* Instructions for the task *
Identify each line below that contains the word "Chatter", and copy it out.

################

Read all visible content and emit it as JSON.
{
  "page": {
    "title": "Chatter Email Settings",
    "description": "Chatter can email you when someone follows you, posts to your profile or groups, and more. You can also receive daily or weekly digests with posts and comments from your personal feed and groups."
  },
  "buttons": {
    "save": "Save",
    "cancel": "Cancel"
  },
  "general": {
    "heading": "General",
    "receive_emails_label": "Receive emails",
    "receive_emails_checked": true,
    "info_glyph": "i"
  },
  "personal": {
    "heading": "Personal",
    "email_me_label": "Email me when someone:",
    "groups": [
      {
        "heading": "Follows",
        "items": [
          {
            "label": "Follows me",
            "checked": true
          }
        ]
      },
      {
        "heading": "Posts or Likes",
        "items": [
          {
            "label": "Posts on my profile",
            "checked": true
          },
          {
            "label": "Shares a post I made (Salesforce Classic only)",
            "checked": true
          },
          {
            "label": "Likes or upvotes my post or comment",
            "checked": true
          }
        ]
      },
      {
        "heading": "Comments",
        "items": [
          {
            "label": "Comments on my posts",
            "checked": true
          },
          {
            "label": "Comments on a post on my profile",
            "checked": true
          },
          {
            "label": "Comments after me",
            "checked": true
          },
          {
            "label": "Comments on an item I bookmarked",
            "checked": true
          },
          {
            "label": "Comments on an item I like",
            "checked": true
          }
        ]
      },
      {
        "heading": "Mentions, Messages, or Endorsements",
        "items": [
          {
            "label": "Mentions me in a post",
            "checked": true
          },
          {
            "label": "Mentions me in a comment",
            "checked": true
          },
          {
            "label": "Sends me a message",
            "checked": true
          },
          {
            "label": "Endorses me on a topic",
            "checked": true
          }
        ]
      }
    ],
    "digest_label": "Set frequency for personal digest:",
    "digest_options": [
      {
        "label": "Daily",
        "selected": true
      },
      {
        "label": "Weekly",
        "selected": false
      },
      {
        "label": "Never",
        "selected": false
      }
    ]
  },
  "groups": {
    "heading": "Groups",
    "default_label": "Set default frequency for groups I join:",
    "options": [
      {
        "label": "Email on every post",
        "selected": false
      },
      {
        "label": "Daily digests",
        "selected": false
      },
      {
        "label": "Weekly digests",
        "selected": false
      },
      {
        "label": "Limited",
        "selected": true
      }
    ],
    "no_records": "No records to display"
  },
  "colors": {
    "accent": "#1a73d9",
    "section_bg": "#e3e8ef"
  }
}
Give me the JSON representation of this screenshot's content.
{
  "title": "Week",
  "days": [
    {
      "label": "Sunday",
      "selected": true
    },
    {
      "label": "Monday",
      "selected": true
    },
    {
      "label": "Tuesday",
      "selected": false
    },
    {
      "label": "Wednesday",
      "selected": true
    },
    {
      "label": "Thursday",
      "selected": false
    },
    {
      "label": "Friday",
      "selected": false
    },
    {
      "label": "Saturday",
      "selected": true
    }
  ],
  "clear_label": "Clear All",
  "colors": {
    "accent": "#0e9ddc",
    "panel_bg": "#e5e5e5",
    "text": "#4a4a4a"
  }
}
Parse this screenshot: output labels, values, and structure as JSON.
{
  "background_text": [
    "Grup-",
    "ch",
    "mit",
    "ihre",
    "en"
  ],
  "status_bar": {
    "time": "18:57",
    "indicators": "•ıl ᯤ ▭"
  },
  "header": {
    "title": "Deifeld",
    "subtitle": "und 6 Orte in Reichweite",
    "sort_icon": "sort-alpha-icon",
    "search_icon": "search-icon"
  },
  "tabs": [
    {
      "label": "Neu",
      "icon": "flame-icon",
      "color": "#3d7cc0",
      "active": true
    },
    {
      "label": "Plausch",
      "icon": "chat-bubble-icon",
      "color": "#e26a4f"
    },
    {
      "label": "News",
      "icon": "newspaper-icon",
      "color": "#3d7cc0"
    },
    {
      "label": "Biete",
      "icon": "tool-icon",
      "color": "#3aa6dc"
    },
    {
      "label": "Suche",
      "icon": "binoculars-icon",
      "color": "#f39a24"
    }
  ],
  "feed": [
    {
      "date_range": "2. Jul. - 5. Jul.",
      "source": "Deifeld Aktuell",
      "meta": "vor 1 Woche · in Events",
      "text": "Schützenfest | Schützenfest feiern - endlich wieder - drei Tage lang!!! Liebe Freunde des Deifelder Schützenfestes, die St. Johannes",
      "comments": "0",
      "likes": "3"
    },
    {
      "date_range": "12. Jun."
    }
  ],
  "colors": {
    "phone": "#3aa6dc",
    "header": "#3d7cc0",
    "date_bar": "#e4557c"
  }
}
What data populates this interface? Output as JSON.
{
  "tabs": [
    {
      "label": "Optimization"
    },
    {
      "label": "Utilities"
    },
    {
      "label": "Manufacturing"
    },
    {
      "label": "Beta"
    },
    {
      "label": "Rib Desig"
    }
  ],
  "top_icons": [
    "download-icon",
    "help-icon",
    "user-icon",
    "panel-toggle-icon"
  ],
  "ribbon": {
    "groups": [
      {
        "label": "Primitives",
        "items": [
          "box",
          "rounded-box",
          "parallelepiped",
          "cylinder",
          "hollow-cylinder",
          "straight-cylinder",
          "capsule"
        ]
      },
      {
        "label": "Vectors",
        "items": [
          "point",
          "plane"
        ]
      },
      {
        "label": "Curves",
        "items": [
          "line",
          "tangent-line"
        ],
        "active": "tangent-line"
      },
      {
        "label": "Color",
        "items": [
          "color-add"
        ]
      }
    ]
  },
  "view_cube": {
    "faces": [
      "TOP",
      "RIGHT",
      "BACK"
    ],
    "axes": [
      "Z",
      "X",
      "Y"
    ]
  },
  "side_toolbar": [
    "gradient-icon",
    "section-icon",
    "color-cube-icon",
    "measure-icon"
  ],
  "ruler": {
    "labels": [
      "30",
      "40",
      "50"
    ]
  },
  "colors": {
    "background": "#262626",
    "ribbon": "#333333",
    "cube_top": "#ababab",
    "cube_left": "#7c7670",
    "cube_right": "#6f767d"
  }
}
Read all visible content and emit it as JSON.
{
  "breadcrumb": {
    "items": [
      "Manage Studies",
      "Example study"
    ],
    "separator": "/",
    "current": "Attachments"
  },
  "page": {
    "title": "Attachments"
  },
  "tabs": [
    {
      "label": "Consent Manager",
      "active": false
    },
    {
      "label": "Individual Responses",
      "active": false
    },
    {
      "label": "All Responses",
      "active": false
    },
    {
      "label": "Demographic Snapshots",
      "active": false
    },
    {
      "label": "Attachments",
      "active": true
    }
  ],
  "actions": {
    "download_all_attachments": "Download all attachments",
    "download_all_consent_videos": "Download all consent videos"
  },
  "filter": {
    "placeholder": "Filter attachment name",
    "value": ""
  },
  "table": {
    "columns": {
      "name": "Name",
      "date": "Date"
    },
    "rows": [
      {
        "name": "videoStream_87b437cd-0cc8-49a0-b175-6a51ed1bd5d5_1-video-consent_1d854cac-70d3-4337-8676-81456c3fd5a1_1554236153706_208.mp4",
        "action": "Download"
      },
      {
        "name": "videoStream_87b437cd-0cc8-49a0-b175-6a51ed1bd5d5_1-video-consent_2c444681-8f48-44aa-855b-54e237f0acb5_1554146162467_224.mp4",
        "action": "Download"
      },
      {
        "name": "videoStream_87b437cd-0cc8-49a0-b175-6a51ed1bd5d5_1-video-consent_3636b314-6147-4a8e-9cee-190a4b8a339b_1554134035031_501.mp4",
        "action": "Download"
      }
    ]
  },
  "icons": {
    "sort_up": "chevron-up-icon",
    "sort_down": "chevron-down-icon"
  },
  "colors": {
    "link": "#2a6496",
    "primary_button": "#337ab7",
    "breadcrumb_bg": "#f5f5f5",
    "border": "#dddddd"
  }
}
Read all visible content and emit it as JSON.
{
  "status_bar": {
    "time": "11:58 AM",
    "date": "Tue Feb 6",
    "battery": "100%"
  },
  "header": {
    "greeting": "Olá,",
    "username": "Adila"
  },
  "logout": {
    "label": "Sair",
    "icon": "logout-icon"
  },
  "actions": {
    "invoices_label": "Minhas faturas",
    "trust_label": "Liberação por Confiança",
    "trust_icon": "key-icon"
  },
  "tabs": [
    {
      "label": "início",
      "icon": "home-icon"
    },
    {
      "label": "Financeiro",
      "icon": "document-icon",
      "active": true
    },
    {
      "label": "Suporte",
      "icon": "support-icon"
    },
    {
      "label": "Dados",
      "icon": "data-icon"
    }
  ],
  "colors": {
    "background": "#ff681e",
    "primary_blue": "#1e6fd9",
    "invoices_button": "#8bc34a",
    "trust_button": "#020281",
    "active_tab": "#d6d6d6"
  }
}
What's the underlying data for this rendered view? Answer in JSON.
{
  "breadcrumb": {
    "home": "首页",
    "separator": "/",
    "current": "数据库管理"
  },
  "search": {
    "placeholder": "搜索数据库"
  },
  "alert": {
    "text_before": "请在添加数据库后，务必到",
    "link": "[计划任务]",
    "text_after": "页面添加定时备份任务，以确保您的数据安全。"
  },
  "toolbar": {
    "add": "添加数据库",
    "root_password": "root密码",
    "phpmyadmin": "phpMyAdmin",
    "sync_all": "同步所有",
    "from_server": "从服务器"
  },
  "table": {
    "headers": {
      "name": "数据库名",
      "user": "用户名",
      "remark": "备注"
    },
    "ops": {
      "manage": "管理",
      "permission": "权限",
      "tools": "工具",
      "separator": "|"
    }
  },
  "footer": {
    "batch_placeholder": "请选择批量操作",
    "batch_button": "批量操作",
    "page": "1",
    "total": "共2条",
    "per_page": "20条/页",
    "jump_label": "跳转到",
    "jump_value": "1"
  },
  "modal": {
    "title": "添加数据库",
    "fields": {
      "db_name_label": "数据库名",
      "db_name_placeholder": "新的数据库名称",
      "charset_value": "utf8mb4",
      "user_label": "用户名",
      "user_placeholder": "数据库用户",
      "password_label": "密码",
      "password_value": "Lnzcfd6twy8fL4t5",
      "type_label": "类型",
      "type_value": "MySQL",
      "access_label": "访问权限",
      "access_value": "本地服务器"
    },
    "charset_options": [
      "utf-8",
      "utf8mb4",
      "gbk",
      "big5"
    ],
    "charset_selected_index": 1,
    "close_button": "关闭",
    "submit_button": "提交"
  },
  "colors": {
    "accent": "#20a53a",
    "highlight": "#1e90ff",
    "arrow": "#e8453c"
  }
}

################

* Full solution *
    "title": "Chatter Email Settings",
    "description": "Chatter can email you when someone follows you, posts to your profile or groups, and more. You can also receive daily or weekly digests with posts and comments from your personal feed and groups."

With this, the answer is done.